» **STORED RECORDS**:
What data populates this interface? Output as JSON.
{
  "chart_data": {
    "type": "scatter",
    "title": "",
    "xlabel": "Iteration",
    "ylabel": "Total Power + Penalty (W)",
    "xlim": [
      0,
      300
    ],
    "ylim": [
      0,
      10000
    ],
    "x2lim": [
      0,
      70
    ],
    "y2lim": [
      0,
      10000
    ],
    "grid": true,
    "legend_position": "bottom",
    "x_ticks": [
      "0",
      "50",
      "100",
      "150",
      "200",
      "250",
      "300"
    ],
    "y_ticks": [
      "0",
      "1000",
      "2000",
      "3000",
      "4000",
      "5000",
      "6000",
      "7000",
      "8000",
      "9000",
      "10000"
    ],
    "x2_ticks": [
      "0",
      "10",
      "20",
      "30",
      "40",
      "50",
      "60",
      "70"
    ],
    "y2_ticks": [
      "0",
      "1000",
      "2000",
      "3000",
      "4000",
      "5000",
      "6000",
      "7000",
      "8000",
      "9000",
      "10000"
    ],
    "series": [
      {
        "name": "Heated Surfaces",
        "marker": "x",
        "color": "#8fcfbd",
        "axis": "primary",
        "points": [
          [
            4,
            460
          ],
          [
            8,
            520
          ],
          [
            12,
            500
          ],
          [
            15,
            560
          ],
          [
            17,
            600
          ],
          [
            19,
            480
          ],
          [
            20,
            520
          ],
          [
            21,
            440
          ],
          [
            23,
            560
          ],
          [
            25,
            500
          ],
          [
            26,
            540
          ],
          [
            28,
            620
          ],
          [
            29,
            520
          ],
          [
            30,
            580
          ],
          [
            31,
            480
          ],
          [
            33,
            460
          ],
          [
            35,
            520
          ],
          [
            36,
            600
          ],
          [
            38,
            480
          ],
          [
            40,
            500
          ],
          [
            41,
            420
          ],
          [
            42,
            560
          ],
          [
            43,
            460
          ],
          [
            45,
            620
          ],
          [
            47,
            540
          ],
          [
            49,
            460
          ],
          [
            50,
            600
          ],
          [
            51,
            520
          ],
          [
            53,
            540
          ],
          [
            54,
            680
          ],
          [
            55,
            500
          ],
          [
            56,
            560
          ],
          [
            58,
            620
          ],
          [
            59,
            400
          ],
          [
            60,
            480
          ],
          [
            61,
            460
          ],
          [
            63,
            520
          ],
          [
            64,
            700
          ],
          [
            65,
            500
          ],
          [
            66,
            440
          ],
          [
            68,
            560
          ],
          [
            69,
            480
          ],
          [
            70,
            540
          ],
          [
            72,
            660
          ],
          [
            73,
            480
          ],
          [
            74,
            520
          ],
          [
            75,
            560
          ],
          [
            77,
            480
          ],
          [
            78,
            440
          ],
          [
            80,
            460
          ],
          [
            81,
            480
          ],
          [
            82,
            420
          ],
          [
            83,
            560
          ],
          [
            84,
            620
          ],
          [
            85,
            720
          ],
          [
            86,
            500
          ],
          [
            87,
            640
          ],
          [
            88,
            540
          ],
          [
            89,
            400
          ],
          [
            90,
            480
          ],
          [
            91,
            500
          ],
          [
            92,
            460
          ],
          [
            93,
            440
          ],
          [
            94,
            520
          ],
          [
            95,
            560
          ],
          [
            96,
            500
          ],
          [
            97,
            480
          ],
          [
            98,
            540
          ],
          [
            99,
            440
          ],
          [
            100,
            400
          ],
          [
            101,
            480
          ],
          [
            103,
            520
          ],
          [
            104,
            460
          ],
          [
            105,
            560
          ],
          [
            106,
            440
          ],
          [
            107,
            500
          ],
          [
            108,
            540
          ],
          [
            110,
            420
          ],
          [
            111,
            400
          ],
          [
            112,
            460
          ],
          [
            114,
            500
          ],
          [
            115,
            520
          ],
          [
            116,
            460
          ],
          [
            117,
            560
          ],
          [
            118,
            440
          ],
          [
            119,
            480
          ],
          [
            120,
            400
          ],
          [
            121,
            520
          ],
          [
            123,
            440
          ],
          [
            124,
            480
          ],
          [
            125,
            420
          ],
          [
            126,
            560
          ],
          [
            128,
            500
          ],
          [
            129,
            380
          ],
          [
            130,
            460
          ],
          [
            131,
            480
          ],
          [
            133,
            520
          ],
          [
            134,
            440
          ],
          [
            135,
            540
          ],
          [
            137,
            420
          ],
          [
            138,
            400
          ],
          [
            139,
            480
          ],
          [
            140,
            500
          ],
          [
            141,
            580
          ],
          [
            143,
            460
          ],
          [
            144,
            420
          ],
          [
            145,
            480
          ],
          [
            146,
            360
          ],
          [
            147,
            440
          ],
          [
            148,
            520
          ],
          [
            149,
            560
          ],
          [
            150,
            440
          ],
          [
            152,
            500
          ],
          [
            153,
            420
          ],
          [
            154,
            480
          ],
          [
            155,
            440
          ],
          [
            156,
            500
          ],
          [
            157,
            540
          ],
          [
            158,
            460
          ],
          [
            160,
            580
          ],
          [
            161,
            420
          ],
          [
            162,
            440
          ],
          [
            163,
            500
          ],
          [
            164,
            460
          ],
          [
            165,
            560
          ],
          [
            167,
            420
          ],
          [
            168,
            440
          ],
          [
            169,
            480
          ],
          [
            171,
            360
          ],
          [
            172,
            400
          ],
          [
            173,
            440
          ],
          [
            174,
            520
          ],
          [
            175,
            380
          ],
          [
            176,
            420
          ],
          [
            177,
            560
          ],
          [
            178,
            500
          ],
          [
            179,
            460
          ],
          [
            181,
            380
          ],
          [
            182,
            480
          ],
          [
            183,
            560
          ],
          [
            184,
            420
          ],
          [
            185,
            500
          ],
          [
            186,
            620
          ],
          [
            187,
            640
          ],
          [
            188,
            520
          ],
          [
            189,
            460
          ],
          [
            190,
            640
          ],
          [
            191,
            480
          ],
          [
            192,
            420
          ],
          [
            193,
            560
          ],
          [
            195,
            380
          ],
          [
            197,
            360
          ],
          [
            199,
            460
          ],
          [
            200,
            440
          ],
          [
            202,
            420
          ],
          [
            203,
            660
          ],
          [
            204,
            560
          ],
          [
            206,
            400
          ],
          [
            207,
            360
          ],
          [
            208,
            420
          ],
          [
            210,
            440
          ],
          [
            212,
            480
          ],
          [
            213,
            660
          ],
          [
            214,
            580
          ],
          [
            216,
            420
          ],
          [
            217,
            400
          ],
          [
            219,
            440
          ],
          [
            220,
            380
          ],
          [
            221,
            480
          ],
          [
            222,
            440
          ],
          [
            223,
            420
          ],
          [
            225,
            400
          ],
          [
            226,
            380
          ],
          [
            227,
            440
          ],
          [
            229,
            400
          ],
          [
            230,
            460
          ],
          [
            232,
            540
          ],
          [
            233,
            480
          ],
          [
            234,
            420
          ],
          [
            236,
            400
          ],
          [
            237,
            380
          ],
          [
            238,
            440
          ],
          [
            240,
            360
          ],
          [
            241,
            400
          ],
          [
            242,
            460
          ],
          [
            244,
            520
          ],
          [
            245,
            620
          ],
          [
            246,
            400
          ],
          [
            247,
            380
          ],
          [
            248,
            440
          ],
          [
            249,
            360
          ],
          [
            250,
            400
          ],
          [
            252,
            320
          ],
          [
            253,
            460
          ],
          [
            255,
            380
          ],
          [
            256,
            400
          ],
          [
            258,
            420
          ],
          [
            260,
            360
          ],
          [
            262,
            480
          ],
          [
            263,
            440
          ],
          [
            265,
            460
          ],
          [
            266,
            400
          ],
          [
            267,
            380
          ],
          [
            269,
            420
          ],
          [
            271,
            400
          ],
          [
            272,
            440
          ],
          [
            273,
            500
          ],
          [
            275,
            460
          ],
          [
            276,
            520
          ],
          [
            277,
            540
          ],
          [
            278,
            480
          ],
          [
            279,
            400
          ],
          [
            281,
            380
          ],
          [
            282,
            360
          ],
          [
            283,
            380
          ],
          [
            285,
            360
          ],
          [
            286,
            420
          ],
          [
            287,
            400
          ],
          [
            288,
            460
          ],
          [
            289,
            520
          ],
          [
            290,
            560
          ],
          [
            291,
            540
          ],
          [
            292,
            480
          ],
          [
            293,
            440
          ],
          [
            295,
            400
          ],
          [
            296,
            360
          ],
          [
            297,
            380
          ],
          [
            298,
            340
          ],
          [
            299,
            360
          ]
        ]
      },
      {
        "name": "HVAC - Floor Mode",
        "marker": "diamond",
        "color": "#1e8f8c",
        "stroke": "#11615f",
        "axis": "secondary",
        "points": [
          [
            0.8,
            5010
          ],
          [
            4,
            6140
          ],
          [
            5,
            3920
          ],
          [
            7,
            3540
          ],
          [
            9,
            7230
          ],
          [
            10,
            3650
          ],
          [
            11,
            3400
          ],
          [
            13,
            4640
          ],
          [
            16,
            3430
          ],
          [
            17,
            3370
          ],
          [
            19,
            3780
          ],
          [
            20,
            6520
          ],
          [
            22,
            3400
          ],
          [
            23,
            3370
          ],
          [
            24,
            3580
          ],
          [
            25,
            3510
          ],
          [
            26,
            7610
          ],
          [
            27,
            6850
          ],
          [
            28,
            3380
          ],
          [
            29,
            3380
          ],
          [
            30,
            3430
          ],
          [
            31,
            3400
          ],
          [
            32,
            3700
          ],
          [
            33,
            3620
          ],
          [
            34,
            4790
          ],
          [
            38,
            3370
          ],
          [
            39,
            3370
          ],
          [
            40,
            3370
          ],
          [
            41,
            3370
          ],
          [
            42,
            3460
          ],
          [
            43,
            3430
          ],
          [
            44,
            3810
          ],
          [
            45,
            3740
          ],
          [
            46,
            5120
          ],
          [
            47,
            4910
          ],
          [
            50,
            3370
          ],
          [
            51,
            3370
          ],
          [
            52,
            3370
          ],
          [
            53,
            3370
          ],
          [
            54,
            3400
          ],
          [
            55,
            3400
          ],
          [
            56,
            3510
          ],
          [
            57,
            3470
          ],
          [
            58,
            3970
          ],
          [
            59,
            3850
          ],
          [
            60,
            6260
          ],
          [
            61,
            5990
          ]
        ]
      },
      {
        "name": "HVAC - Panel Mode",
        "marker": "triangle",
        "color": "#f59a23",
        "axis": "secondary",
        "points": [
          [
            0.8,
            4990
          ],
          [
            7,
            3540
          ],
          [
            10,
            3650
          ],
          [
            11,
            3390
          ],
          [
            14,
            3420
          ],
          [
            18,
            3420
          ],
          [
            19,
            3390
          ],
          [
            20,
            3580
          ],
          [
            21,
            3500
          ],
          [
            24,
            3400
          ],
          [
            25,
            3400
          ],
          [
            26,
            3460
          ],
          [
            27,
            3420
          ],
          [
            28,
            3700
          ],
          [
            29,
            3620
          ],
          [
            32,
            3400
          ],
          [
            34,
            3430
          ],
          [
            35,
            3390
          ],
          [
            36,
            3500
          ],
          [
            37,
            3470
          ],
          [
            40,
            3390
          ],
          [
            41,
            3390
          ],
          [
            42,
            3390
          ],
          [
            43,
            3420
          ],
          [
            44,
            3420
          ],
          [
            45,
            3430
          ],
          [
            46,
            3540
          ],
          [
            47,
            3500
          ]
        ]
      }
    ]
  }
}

» **EXERCISE BRIEF**: Among the lines of the data, identify those with the word "marker". Copy each of them.

» **SOLUTION TO THE PROBLEM**:
        "marker": "x",
        "marker": "diamond",
        "marker": "triangle",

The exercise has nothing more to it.